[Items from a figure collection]
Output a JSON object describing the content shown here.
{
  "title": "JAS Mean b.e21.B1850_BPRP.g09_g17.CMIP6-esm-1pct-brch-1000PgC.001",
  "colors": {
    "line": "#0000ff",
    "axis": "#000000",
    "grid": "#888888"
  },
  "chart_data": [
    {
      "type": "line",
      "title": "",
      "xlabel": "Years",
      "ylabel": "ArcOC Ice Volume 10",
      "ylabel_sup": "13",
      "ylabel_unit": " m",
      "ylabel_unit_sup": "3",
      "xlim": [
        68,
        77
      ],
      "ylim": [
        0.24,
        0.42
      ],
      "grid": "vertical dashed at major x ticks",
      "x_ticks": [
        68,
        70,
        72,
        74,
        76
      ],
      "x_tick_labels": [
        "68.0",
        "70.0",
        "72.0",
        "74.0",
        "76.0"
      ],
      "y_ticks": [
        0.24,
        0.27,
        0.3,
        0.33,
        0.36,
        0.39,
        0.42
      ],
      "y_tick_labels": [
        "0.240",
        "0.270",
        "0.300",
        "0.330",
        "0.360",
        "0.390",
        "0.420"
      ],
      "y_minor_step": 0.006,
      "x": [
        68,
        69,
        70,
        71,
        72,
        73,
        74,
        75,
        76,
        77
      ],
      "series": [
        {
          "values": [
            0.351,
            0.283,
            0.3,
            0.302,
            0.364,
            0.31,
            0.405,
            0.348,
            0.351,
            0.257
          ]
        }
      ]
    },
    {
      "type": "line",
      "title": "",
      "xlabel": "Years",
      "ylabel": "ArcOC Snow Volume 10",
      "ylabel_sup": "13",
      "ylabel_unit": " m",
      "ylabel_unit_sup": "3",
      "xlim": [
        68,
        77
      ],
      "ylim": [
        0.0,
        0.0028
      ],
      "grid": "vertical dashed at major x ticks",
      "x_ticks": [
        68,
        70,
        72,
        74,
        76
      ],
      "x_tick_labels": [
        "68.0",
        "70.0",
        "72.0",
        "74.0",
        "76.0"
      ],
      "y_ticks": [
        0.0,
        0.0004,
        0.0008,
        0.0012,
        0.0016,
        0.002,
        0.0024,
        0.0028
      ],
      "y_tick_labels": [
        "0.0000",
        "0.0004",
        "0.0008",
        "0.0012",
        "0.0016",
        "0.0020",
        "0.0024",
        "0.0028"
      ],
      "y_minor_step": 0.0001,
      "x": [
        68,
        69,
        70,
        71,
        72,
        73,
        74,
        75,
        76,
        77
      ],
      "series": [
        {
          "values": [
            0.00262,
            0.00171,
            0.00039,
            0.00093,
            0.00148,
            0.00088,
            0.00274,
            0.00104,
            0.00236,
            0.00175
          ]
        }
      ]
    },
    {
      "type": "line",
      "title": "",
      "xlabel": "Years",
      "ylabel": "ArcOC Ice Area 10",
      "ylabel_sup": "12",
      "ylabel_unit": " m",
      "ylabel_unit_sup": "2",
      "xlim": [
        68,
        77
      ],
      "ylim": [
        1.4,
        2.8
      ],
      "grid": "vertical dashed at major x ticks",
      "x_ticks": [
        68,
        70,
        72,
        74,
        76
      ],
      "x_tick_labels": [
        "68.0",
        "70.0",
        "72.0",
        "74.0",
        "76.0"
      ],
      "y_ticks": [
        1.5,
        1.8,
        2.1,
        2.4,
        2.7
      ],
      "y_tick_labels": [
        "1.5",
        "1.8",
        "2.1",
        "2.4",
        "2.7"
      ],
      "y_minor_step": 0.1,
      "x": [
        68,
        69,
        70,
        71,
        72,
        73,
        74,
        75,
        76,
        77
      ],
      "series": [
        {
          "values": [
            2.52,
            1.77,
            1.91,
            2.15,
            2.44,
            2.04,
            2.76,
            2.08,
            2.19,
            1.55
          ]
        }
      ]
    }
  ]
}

**What the task asks**: All of the material above needs to be retyped word for word.

**Task answer**:
Output a JSON object describing the content shown here.
{
  "title": "JAS Mean b.e21.B1850_BPRP.g09_g17.CMIP6-esm-1pct-brch-1000PgC.001",
  "colors": {
    "line": "#0000ff",
    "axis": "#000000",
    "grid": "#888888"
  },
  "chart_data": [
    {
      "type": "line",
      "title": "",
      "xlabel": "Years",
      "ylabel": "ArcOC Ice Volume 10",
      "ylabel_sup": "13",
      "ylabel_unit": " m",
      "ylabel_unit_sup": "3",
      "xlim": [
        68,
        77
      ],
      "ylim": [
        0.24,
        0.42
      ],
      "grid": "vertical dashed at major x ticks",
      "x_ticks": [
        68,
        70,
        72,
        74,
        76
      ],
      "x_tick_labels": [
        "68.0",
        "70.0",
        "72.0",
        "74.0",
        "76.0"
      ],
      "y_ticks": [
        0.24,
        0.27,
        0.3,
        0.33,
        0.36,
        0.39,
        0.42
      ],
      "y_tick_labels": [
        "0.240",
        "0.270",
        "0.300",
        "0.330",
        "0.360",
        "0.390",
        "0.420"
      ],
      "y_minor_step": 0.006,
      "x": [
        68,
        69,
        70,
        71,
        72,
        73,
        74,
        75,
        76,
        77
      ],
      "series": [
        {
          "values": [
            0.351,
            0.283,
            0.3,
            0.302,
            0.364,
            0.31,
            0.405,
            0.348,
            0.351,
            0.257
          ]
        }
      ]
    },
    {
      "type": "line",
      "title": "",
      "xlabel": "Years",
      "ylabel": "ArcOC Snow Volume 10",
      "ylabel_sup": "13",
      "ylabel_unit": " m",
      "ylabel_unit_sup": "3",
      "xlim": [
        68,
        77
      ],
      "ylim": [
        0.0,
        0.0028
      ],
      "grid": "vertical dashed at major x ticks",
      "x_ticks": [
        68,
        70,
        72,
        74,
        76
      ],
      "x_tick_labels": [
        "68.0",
        "70.0",
        "72.0",
        "74.0",
        "76.0"
      ],
      "y_ticks": [
        0.0,
        0.0004,
        0.0008,
        0.0012,
        0.0016,
        0.002,
        0.0024,
        0.0028
      ],
      "y_tick_labels": [
        "0.0000",
        "0.0004",
        "0.0008",
        "0.0012",
        "0.0016",
        "0.0020",
        "0.0024",
        "0.0028"
      ],
      "y_minor_step": 0.0001,
      "x": [
        68,
        69,
        70,
        71,
        72,
        73,
        74,
        75,
        76,
        77
      ],
      "series": [
        {
          "values": [
            0.00262,
            0.00171,
            0.00039,
            0.00093,
            0.00148,
            0.00088,
            0.00274,
            0.00104,
            0.00236,
            0.00175
          ]
        }
      ]
    },
    {
      "type": "line",
      "title": "",
      "xlabel": "Years",
      "ylabel": "ArcOC Ice Area 10",
      "ylabel_sup": "12",
      "ylabel_unit": " m",
      "ylabel_unit_sup": "2",
      "xlim": [
        68,
        77
      ],
      "ylim": [
        1.4,
        2.8
      ],
      "grid": "vertical dashed at major x ticks",
      "x_ticks": [
        68,
        70,
        72,
        74,
        76
      ],
      "x_tick_labels": [
        "68.0",
        "70.0",
        "72.0",
        "74.0",
        "76.0"
      ],
      "y_ticks": [
        1.5,
        1.8,
        2.1,
        2.4,
        2.7
      ],
      "y_tick_labels": [
        "1.5",
        "1.8",
        "2.1",
        "2.4",
        "2.7"
      ],
      "y_minor_step": 0.1,
      "x": [
        68,
        69,
        70,
        71,
        72,
        73,
        74,
        75,
        76,
        77
      ],
      "series": [
        {
          "values": [
            2.52,
            1.77,
            1.91,
            2.15,
            2.44,
            2.04,
            2.76,
            2.08,
            2.19,
            1.55
          ]
        }
      ]
    }
  ]
}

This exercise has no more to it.